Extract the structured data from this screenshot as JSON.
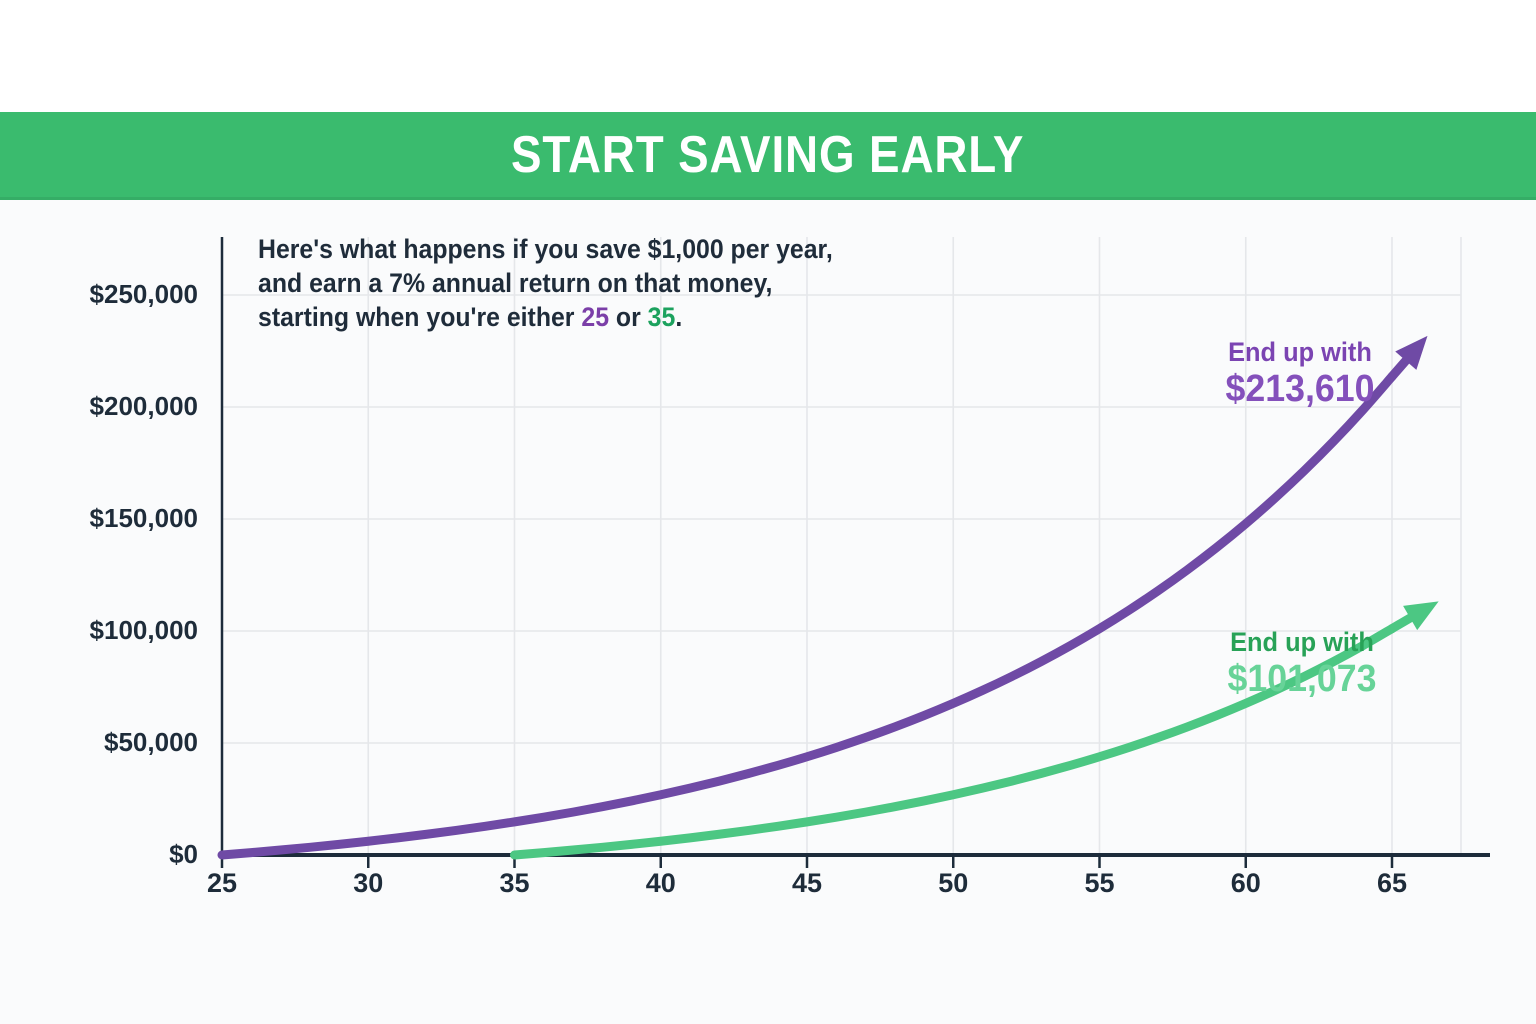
{
  "banner": {
    "title": "START SAVING EARLY",
    "bg": "#3abb6e",
    "title_color": "#ffffff"
  },
  "annotation": {
    "line1": "Here's what happens if you save $1,000 per year,",
    "line2": "and earn a 7% annual return on that money,",
    "line3_prefix": "starting when you're either ",
    "age_early": "25",
    "age_early_color": "#7b3fa8",
    "line3_mid": " or ",
    "age_late": "35",
    "age_late_color": "#1ca25e",
    "line3_suffix": ".",
    "text_color": "#1f2c3a"
  },
  "chart_data": {
    "type": "line",
    "title": "START SAVING EARLY",
    "grid": true,
    "x_ticks": [
      25,
      30,
      35,
      40,
      45,
      50,
      55,
      60,
      65
    ],
    "y_ticks": [
      {
        "value": 0,
        "label": "$0"
      },
      {
        "value": 50000,
        "label": "$50,000"
      },
      {
        "value": 100000,
        "label": "$100,000"
      },
      {
        "value": 150000,
        "label": "$150,000"
      },
      {
        "value": 200000,
        "label": "$200,000"
      },
      {
        "value": 250000,
        "label": "$250,000"
      }
    ],
    "xlim": [
      25,
      68
    ],
    "ylim": [
      0,
      275000
    ],
    "assumptions": {
      "annual_saving_label": "$1,000 per year",
      "annual_return_label": "7% annual return"
    },
    "series": [
      {
        "name": "Start saving at 25",
        "color": "#6f4aa5",
        "label_color": "#7b44b2",
        "value_color": "#8450bb",
        "end_label": "End up with",
        "end_value_label": "$213,610",
        "end_value": 213610,
        "start_age": 25,
        "ages": [
          25,
          26,
          27,
          28,
          29,
          30,
          31,
          32,
          33,
          34,
          35,
          36,
          37,
          38,
          39,
          40,
          41,
          42,
          43,
          44,
          45,
          46,
          47,
          48,
          49,
          50,
          51,
          52,
          53,
          54,
          55,
          56,
          57,
          58,
          59,
          60,
          61,
          62,
          63,
          64,
          65
        ],
        "values": [
          0,
          1070,
          2215,
          3440,
          4751,
          6153,
          7654,
          9260,
          10978,
          12816,
          14784,
          16888,
          19141,
          21550,
          24129,
          26888,
          29840,
          32999,
          36379,
          39996,
          43865,
          48006,
          52436,
          57177,
          62249,
          67676,
          73484,
          79698,
          86347,
          93461,
          101073,
          109218,
          117933,
          127259,
          137237,
          147913,
          159337,
          171561,
          184640,
          198635,
          213610
        ]
      },
      {
        "name": "Start saving at 35",
        "color": "#4cc783",
        "label_color": "#28a257",
        "value_color": "#67d398",
        "end_label": "End up with",
        "end_value_label": "$101,073",
        "end_value": 101073,
        "start_age": 35,
        "ages": [
          35,
          36,
          37,
          38,
          39,
          40,
          41,
          42,
          43,
          44,
          45,
          46,
          47,
          48,
          49,
          50,
          51,
          52,
          53,
          54,
          55,
          56,
          57,
          58,
          59,
          60,
          61,
          62,
          63,
          64,
          65
        ],
        "values": [
          0,
          1070,
          2215,
          3440,
          4751,
          6153,
          7654,
          9260,
          10978,
          12816,
          14784,
          16888,
          19141,
          21550,
          24129,
          26888,
          29840,
          32999,
          36379,
          39996,
          43865,
          48006,
          52436,
          57177,
          62249,
          67676,
          73484,
          79698,
          86347,
          93461,
          101073
        ]
      }
    ]
  }
}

• **What to produce**: Reproduce the material above in full, exactly, with no images.

• **Exercise result**:
Extract the structured data from this screenshot as JSON.
{
  "banner": {
    "title": "START SAVING EARLY",
    "bg": "#3abb6e",
    "title_color": "#ffffff"
  },
  "annotation": {
    "line1": "Here's what happens if you save $1,000 per year,",
    "line2": "and earn a 7% annual return on that money,",
    "line3_prefix": "starting when you're either ",
    "age_early": "25",
    "age_early_color": "#7b3fa8",
    "line3_mid": " or ",
    "age_late": "35",
    "age_late_color": "#1ca25e",
    "line3_suffix": ".",
    "text_color": "#1f2c3a"
  },
  "chart_data": {
    "type": "line",
    "title": "START SAVING EARLY",
    "grid": true,
    "x_ticks": [
      25,
      30,
      35,
      40,
      45,
      50,
      55,
      60,
      65
    ],
    "y_ticks": [
      {
        "value": 0,
        "label": "$0"
      },
      {
        "value": 50000,
        "label": "$50,000"
      },
      {
        "value": 100000,
        "label": "$100,000"
      },
      {
        "value": 150000,
        "label": "$150,000"
      },
      {
        "value": 200000,
        "label": "$200,000"
      },
      {
        "value": 250000,
        "label": "$250,000"
      }
    ],
    "xlim": [
      25,
      68
    ],
    "ylim": [
      0,
      275000
    ],
    "assumptions": {
      "annual_saving_label": "$1,000 per year",
      "annual_return_label": "7% annual return"
    },
    "series": [
      {
        "name": "Start saving at 25",
        "color": "#6f4aa5",
        "label_color": "#7b44b2",
        "value_color": "#8450bb",
        "end_label": "End up with",
        "end_value_label": "$213,610",
        "end_value": 213610,
        "start_age": 25,
        "ages": [
          25,
          26,
          27,
          28,
          29,
          30,
          31,
          32,
          33,
          34,
          35,
          36,
          37,
          38,
          39,
          40,
          41,
          42,
          43,
          44,
          45,
          46,
          47,
          48,
          49,
          50,
          51,
          52,
          53,
          54,
          55,
          56,
          57,
          58,
          59,
          60,
          61,
          62,
          63,
          64,
          65
        ],
        "values": [
          0,
          1070,
          2215,
          3440,
          4751,
          6153,
          7654,
          9260,
          10978,
          12816,
          14784,
          16888,
          19141,
          21550,
          24129,
          26888,
          29840,
          32999,
          36379,
          39996,
          43865,
          48006,
          52436,
          57177,
          62249,
          67676,
          73484,
          79698,
          86347,
          93461,
          101073,
          109218,
          117933,
          127259,
          137237,
          147913,
          159337,
          171561,
          184640,
          198635,
          213610
        ]
      },
      {
        "name": "Start saving at 35",
        "color": "#4cc783",
        "label_color": "#28a257",
        "value_color": "#67d398",
        "end_label": "End up with",
        "end_value_label": "$101,073",
        "end_value": 101073,
        "start_age": 35,
        "ages": [
          35,
          36,
          37,
          38,
          39,
          40,
          41,
          42,
          43,
          44,
          45,
          46,
          47,
          48,
          49,
          50,
          51,
          52,
          53,
          54,
          55,
          56,
          57,
          58,
          59,
          60,
          61,
          62,
          63,
          64,
          65
        ],
        "values": [
          0,
          1070,
          2215,
          3440,
          4751,
          6153,
          7654,
          9260,
          10978,
          12816,
          14784,
          16888,
          19141,
          21550,
          24129,
          26888,
          29840,
          32999,
          36379,
          39996,
          43865,
          48006,
          52436,
          57177,
          62249,
          67676,
          73484,
          79698,
          86347,
          93461,
          101073
        ]
      }
    ]
  }
}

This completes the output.